### REQUIRED TASK
Your task is to retype each line of the data below exactly.

Data excerpts:
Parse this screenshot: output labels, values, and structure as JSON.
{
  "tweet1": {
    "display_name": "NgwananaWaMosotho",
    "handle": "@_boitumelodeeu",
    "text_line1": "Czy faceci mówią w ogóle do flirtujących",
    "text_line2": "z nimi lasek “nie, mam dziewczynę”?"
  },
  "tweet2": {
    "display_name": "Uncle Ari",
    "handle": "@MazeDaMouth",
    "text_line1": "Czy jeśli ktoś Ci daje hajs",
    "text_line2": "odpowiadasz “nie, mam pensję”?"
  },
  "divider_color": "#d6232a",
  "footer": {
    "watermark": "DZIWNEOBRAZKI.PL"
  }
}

### FULL ANSWER
Parse this screenshot: output labels, values, and structure as JSON.
{
  "tweet1": {
    "display_name": "NgwananaWaMosotho",
    "handle": "@_boitumelodeeu",
    "text_line1": "Czy faceci mówią w ogóle do flirtujących",
    "text_line2": "z nimi lasek “nie, mam dziewczynę”?"
  },
  "tweet2": {
    "display_name": "Uncle Ari",
    "handle": "@MazeDaMouth",
    "text_line1": "Czy jeśli ktoś Ci daje hajs",
    "text_line2": "odpowiadasz “nie, mam pensję”?"
  },
  "divider_color": "#d6232a",
  "footer": {
    "watermark": "DZIWNEOBRAZKI.PL"
  }
}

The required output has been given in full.